Gather all lines with the word "name" in them.

(Dataset entries on figures)
□ □ □ □ □
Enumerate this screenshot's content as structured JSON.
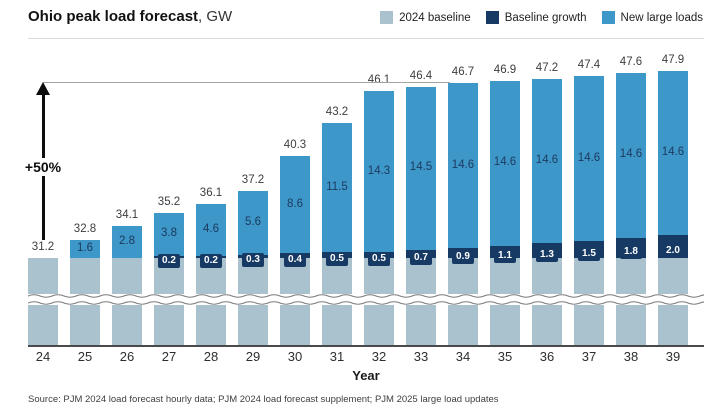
{
  "header": {
    "title": "Ohio peak load forecast",
    "title_suffix": ", GW",
    "legend": [
      {
        "label": "2024 baseline",
        "color": "#a9c2cd"
      },
      {
        "label": "Baseline growth",
        "color": "#163a64"
      },
      {
        "label": "New large loads",
        "color": "#3e97c9"
      }
    ]
  },
  "annotation": {
    "label": "+50%"
  },
  "chart_data": {
    "type": "bar",
    "stacked": true,
    "title": "Ohio peak load forecast, GW",
    "xlabel": "Year",
    "axis_break": true,
    "legend_position": "top-right",
    "categories": [
      "24",
      "25",
      "26",
      "27",
      "28",
      "29",
      "30",
      "31",
      "32",
      "33",
      "34",
      "35",
      "36",
      "37",
      "38",
      "39"
    ],
    "totals": [
      31.2,
      32.8,
      34.1,
      35.2,
      36.1,
      37.2,
      40.3,
      43.2,
      46.1,
      46.4,
      46.7,
      46.9,
      47.2,
      47.4,
      47.6,
      47.9
    ],
    "series": [
      {
        "name": "2024 baseline",
        "color": "#a9c2cd",
        "values": [
          31.2,
          31.2,
          31.3,
          31.2,
          31.3,
          31.3,
          31.3,
          31.2,
          31.3,
          31.2,
          31.2,
          31.2,
          31.3,
          31.3,
          31.2,
          31.3
        ]
      },
      {
        "name": "Baseline growth",
        "color": "#163a64",
        "values": [
          0,
          0,
          0,
          0.2,
          0.2,
          0.3,
          0.4,
          0.5,
          0.5,
          0.7,
          0.9,
          1.1,
          1.3,
          1.5,
          1.8,
          2.0
        ]
      },
      {
        "name": "New large loads",
        "color": "#3e97c9",
        "values": [
          0,
          1.6,
          2.8,
          3.8,
          4.6,
          5.6,
          8.6,
          11.5,
          14.3,
          14.5,
          14.6,
          14.6,
          14.6,
          14.6,
          14.6,
          14.6
        ]
      }
    ],
    "reference_line": {
      "value": 46.8,
      "label": "+50%"
    }
  },
  "footer": {
    "source": "Source: PJM 2024 load forecast hourly data; PJM 2024 load forecast supplement; PJM 2025 large load updates"
  }
}
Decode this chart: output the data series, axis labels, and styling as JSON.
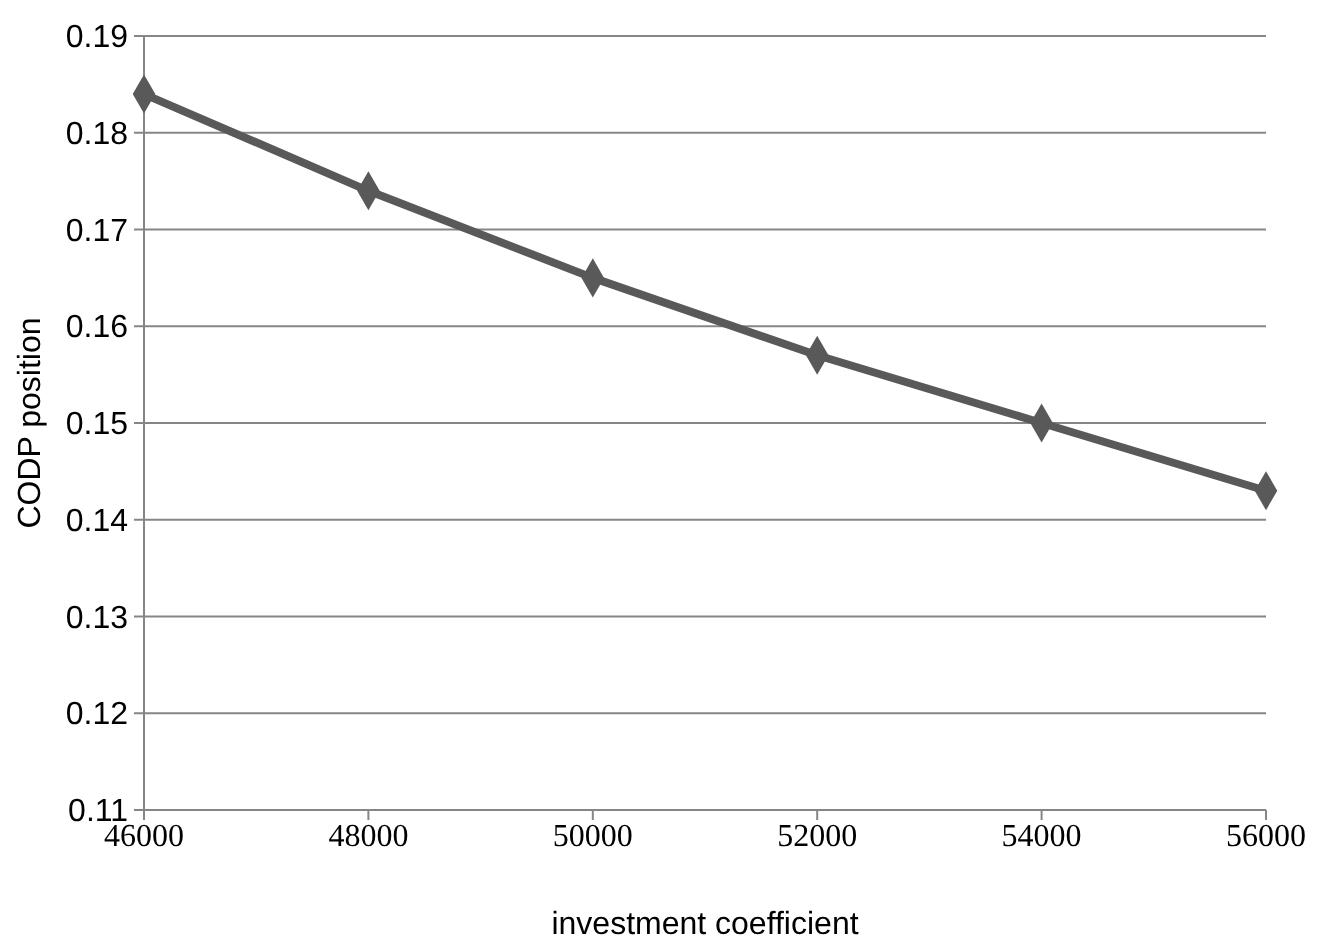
{
  "chart_data": {
    "type": "line",
    "xlabel": "investment coefficient",
    "ylabel": "CODP position",
    "x": [
      46000,
      48000,
      50000,
      52000,
      54000,
      56000
    ],
    "series": [
      {
        "color": "#595959",
        "values": [
          0.184,
          0.174,
          0.165,
          0.157,
          0.15,
          0.143
        ]
      }
    ],
    "xlim": [
      46000,
      56000
    ],
    "xticks": [
      46000,
      48000,
      50000,
      52000,
      54000,
      56000
    ],
    "ylim": [
      0.11,
      0.19
    ],
    "yticks": [
      {
        "value": 0.11,
        "label": "0.11"
      },
      {
        "value": 0.12,
        "label": "0.12"
      },
      {
        "value": 0.13,
        "label": "0.13"
      },
      {
        "value": 0.14,
        "label": "0.14"
      },
      {
        "value": 0.15,
        "label": "0.15"
      },
      {
        "value": 0.16,
        "label": "0.16"
      },
      {
        "value": 0.17,
        "label": "0.17"
      },
      {
        "value": 0.18,
        "label": "0.18"
      },
      {
        "value": 0.19,
        "label": "0.19"
      }
    ],
    "grid": "y",
    "marker": "diamond",
    "line_style": "solid"
  }
}
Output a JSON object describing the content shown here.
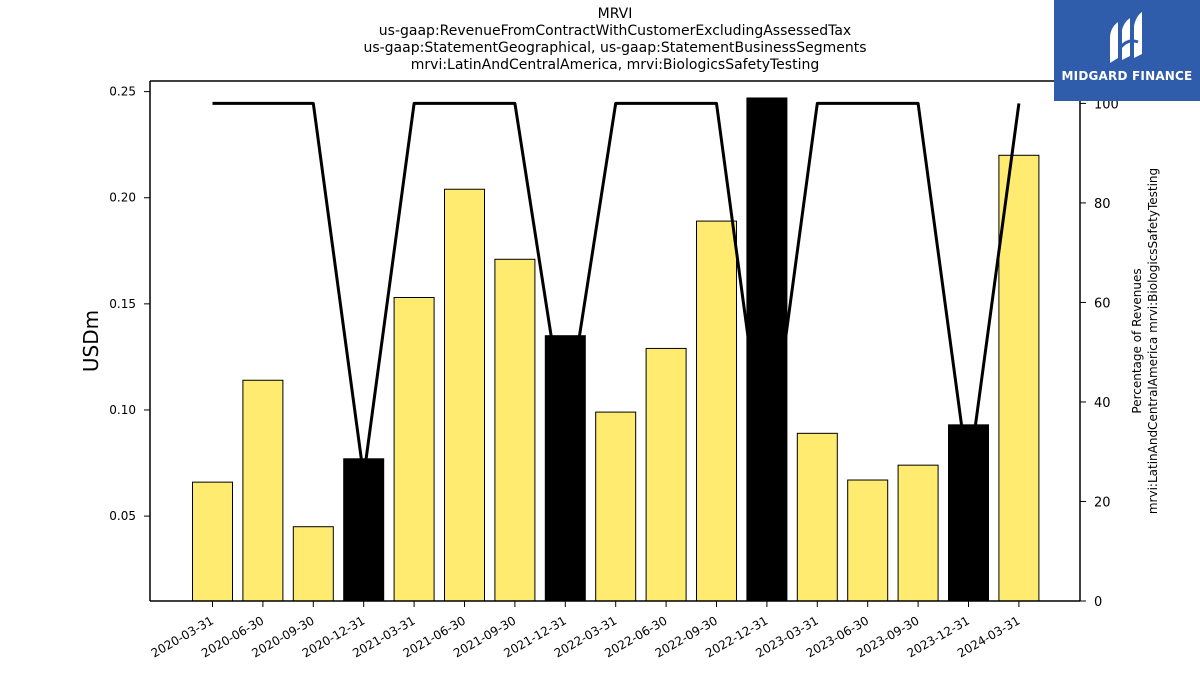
{
  "header": {
    "title_lines": [
      "MRVI",
      "us-gaap:RevenueFromContractWithCustomerExcludingAssessedTax",
      "us-gaap:StatementGeographical, us-gaap:StatementBusinessSegments",
      "mrvi:LatinAndCentralAmerica, mrvi:BiologicsSafetyTesting"
    ]
  },
  "logo": {
    "text": "MIDGARD FINANCE",
    "background": "#2f5cab"
  },
  "chart_data": {
    "type": "bar",
    "categories": [
      "2020-03-31",
      "2020-06-30",
      "2020-09-30",
      "2020-12-31",
      "2021-03-31",
      "2021-06-30",
      "2021-09-30",
      "2021-12-31",
      "2022-03-31",
      "2022-06-30",
      "2022-09-30",
      "2022-12-31",
      "2023-03-31",
      "2023-06-30",
      "2023-09-30",
      "2023-12-31",
      "2024-03-31"
    ],
    "series": [
      {
        "type": "bar",
        "axis": "left",
        "values": [
          0.066,
          0.114,
          0.045,
          0.077,
          0.153,
          0.204,
          0.171,
          0.135,
          0.099,
          0.129,
          0.189,
          0.247,
          0.089,
          0.067,
          0.074,
          0.093,
          0.22
        ],
        "highlight": [
          false,
          false,
          false,
          true,
          false,
          false,
          false,
          true,
          false,
          false,
          false,
          true,
          false,
          false,
          false,
          true,
          false
        ]
      },
      {
        "type": "line",
        "axis": "right",
        "values": [
          100,
          100,
          100,
          25,
          100,
          100,
          100,
          35,
          100,
          100,
          100,
          25,
          100,
          100,
          100,
          25,
          100
        ]
      }
    ],
    "ylabel": "USDm",
    "y2label_lines": [
      "Percentage of Revenues",
      "mrvi:LatinAndCentralAmerica mrvi:BiologicsSafetyTesting"
    ],
    "ylim": [
      0.01,
      0.255
    ],
    "y2lim": [
      0,
      104.5
    ],
    "yticks": [
      "0.05",
      "0.10",
      "0.15",
      "0.20",
      "0.25"
    ],
    "ytick_values": [
      0.05,
      0.1,
      0.15,
      0.2,
      0.25
    ],
    "y2ticks": [
      "0",
      "20",
      "40",
      "60",
      "80",
      "100"
    ],
    "y2tick_values": [
      0,
      20,
      40,
      60,
      80,
      100
    ],
    "colors": {
      "bar": "#ffeb70",
      "bar_highlight": "#000000",
      "line": "#000000"
    },
    "grid": false
  }
}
□ □ □ □ □
## Result
        "name": "2024 baseline",
        "name": "Baseline growth",
        "name": "New large loads",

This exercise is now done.